- What the task requires
Copy every entry word for word. Skip the pictures.

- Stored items
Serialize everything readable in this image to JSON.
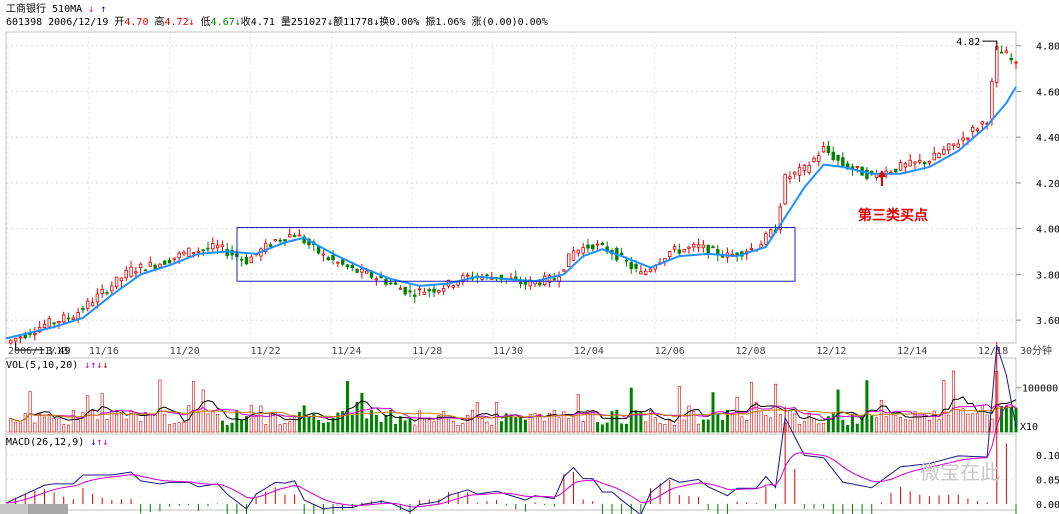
{
  "header": {
    "line1": {
      "name": "工商银行",
      "period": "510MA"
    },
    "line2": {
      "code_date": "601398 2006/12/19",
      "open_label": "开",
      "open": "4.70",
      "high_label": "高",
      "high": "4.72",
      "low_label": "低",
      "low": "4.67",
      "close_label": "收",
      "close": "4.71",
      "vol_label": "量",
      "vol": "251027",
      "amt_label": "额",
      "amt": "11778",
      "turn_label": "换",
      "turn": "0.00%",
      "amp_label": "振",
      "amp": "1.06%",
      "chg_label": "涨",
      "chg": "(0.00)0.00%"
    }
  },
  "vol_panel": {
    "title": "VOL(5,10,20)",
    "tick": "100000",
    "unit": "X10"
  },
  "macd_panel": {
    "title": "MACD(26,12,9)",
    "ticks": [
      "0.10",
      "0.05",
      "0.00"
    ]
  },
  "timeframe": "30分钟",
  "annotation": "第三类买点",
  "watermark": "微宝在此",
  "chart_data": {
    "type": "candlestick",
    "x_labels": [
      "2006/11/13",
      "11/16",
      "11/20",
      "11/22",
      "11/24",
      "11/28",
      "11/30",
      "12/04",
      "12/06",
      "12/08",
      "12/12",
      "12/14",
      "12/18"
    ],
    "y_ticks": [
      "4.80",
      "4.60",
      "4.40",
      "4.20",
      "4.00",
      "3.80",
      "3.60"
    ],
    "ylim": [
      3.5,
      4.86
    ],
    "low_marker": "3.49",
    "high_marker": "4.82",
    "price_path": [
      [
        0,
        3.5
      ],
      [
        8,
        3.58
      ],
      [
        14,
        3.62
      ],
      [
        20,
        3.72
      ],
      [
        26,
        3.82
      ],
      [
        32,
        3.85
      ],
      [
        38,
        3.9
      ],
      [
        44,
        3.92
      ],
      [
        50,
        3.86
      ],
      [
        56,
        3.95
      ],
      [
        60,
        3.98
      ],
      [
        66,
        3.88
      ],
      [
        72,
        3.82
      ],
      [
        78,
        3.78
      ],
      [
        84,
        3.72
      ],
      [
        90,
        3.74
      ],
      [
        96,
        3.79
      ],
      [
        102,
        3.79
      ],
      [
        108,
        3.76
      ],
      [
        114,
        3.78
      ],
      [
        118,
        3.9
      ],
      [
        122,
        3.93
      ],
      [
        126,
        3.9
      ],
      [
        132,
        3.8
      ],
      [
        138,
        3.9
      ],
      [
        144,
        3.92
      ],
      [
        150,
        3.88
      ],
      [
        156,
        3.92
      ],
      [
        160,
        4.0
      ],
      [
        162,
        4.22
      ],
      [
        166,
        4.26
      ],
      [
        170,
        4.35
      ],
      [
        174,
        4.28
      ],
      [
        180,
        4.23
      ],
      [
        186,
        4.27
      ],
      [
        192,
        4.3
      ],
      [
        198,
        4.38
      ],
      [
        204,
        4.48
      ],
      [
        206,
        4.78
      ],
      [
        208,
        4.76
      ],
      [
        210,
        4.71
      ]
    ],
    "ma_path": [
      [
        0,
        3.52
      ],
      [
        10,
        3.57
      ],
      [
        16,
        3.61
      ],
      [
        22,
        3.71
      ],
      [
        28,
        3.8
      ],
      [
        34,
        3.84
      ],
      [
        40,
        3.89
      ],
      [
        46,
        3.9
      ],
      [
        52,
        3.89
      ],
      [
        58,
        3.94
      ],
      [
        62,
        3.96
      ],
      [
        68,
        3.89
      ],
      [
        74,
        3.83
      ],
      [
        80,
        3.78
      ],
      [
        86,
        3.75
      ],
      [
        92,
        3.76
      ],
      [
        98,
        3.79
      ],
      [
        104,
        3.78
      ],
      [
        110,
        3.77
      ],
      [
        116,
        3.8
      ],
      [
        120,
        3.88
      ],
      [
        124,
        3.91
      ],
      [
        128,
        3.88
      ],
      [
        134,
        3.83
      ],
      [
        140,
        3.88
      ],
      [
        146,
        3.89
      ],
      [
        152,
        3.88
      ],
      [
        158,
        3.92
      ],
      [
        162,
        4.05
      ],
      [
        166,
        4.18
      ],
      [
        170,
        4.28
      ],
      [
        174,
        4.27
      ],
      [
        180,
        4.24
      ],
      [
        186,
        4.24
      ],
      [
        192,
        4.27
      ],
      [
        198,
        4.34
      ],
      [
        204,
        4.45
      ],
      [
        208,
        4.55
      ],
      [
        210,
        4.62
      ]
    ]
  }
}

- Final result
Serialize everything readable in this image to JSON.
{
  "header": {
    "line1": {
      "name": "工商银行",
      "period": "510MA"
    },
    "line2": {
      "code_date": "601398 2006/12/19",
      "open_label": "开",
      "open": "4.70",
      "high_label": "高",
      "high": "4.72",
      "low_label": "低",
      "low": "4.67",
      "close_label": "收",
      "close": "4.71",
      "vol_label": "量",
      "vol": "251027",
      "amt_label": "额",
      "amt": "11778",
      "turn_label": "换",
      "turn": "0.00%",
      "amp_label": "振",
      "amp": "1.06%",
      "chg_label": "涨",
      "chg": "(0.00)0.00%"
    }
  },
  "vol_panel": {
    "title": "VOL(5,10,20)",
    "tick": "100000",
    "unit": "X10"
  },
  "macd_panel": {
    "title": "MACD(26,12,9)",
    "ticks": [
      "0.10",
      "0.05",
      "0.00"
    ]
  },
  "timeframe": "30分钟",
  "annotation": "第三类买点",
  "watermark": "微宝在此",
  "chart_data": {
    "type": "candlestick",
    "x_labels": [
      "2006/11/13",
      "11/16",
      "11/20",
      "11/22",
      "11/24",
      "11/28",
      "11/30",
      "12/04",
      "12/06",
      "12/08",
      "12/12",
      "12/14",
      "12/18"
    ],
    "y_ticks": [
      "4.80",
      "4.60",
      "4.40",
      "4.20",
      "4.00",
      "3.80",
      "3.60"
    ],
    "ylim": [
      3.5,
      4.86
    ],
    "low_marker": "3.49",
    "high_marker": "4.82",
    "price_path": [
      [
        0,
        3.5
      ],
      [
        8,
        3.58
      ],
      [
        14,
        3.62
      ],
      [
        20,
        3.72
      ],
      [
        26,
        3.82
      ],
      [
        32,
        3.85
      ],
      [
        38,
        3.9
      ],
      [
        44,
        3.92
      ],
      [
        50,
        3.86
      ],
      [
        56,
        3.95
      ],
      [
        60,
        3.98
      ],
      [
        66,
        3.88
      ],
      [
        72,
        3.82
      ],
      [
        78,
        3.78
      ],
      [
        84,
        3.72
      ],
      [
        90,
        3.74
      ],
      [
        96,
        3.79
      ],
      [
        102,
        3.79
      ],
      [
        108,
        3.76
      ],
      [
        114,
        3.78
      ],
      [
        118,
        3.9
      ],
      [
        122,
        3.93
      ],
      [
        126,
        3.9
      ],
      [
        132,
        3.8
      ],
      [
        138,
        3.9
      ],
      [
        144,
        3.92
      ],
      [
        150,
        3.88
      ],
      [
        156,
        3.92
      ],
      [
        160,
        4.0
      ],
      [
        162,
        4.22
      ],
      [
        166,
        4.26
      ],
      [
        170,
        4.35
      ],
      [
        174,
        4.28
      ],
      [
        180,
        4.23
      ],
      [
        186,
        4.27
      ],
      [
        192,
        4.3
      ],
      [
        198,
        4.38
      ],
      [
        204,
        4.48
      ],
      [
        206,
        4.78
      ],
      [
        208,
        4.76
      ],
      [
        210,
        4.71
      ]
    ],
    "ma_path": [
      [
        0,
        3.52
      ],
      [
        10,
        3.57
      ],
      [
        16,
        3.61
      ],
      [
        22,
        3.71
      ],
      [
        28,
        3.8
      ],
      [
        34,
        3.84
      ],
      [
        40,
        3.89
      ],
      [
        46,
        3.9
      ],
      [
        52,
        3.89
      ],
      [
        58,
        3.94
      ],
      [
        62,
        3.96
      ],
      [
        68,
        3.89
      ],
      [
        74,
        3.83
      ],
      [
        80,
        3.78
      ],
      [
        86,
        3.75
      ],
      [
        92,
        3.76
      ],
      [
        98,
        3.79
      ],
      [
        104,
        3.78
      ],
      [
        110,
        3.77
      ],
      [
        116,
        3.8
      ],
      [
        120,
        3.88
      ],
      [
        124,
        3.91
      ],
      [
        128,
        3.88
      ],
      [
        134,
        3.83
      ],
      [
        140,
        3.88
      ],
      [
        146,
        3.89
      ],
      [
        152,
        3.88
      ],
      [
        158,
        3.92
      ],
      [
        162,
        4.05
      ],
      [
        166,
        4.18
      ],
      [
        170,
        4.28
      ],
      [
        174,
        4.27
      ],
      [
        180,
        4.24
      ],
      [
        186,
        4.24
      ],
      [
        192,
        4.27
      ],
      [
        198,
        4.34
      ],
      [
        204,
        4.45
      ],
      [
        208,
        4.55
      ],
      [
        210,
        4.62
      ]
    ]
  }
}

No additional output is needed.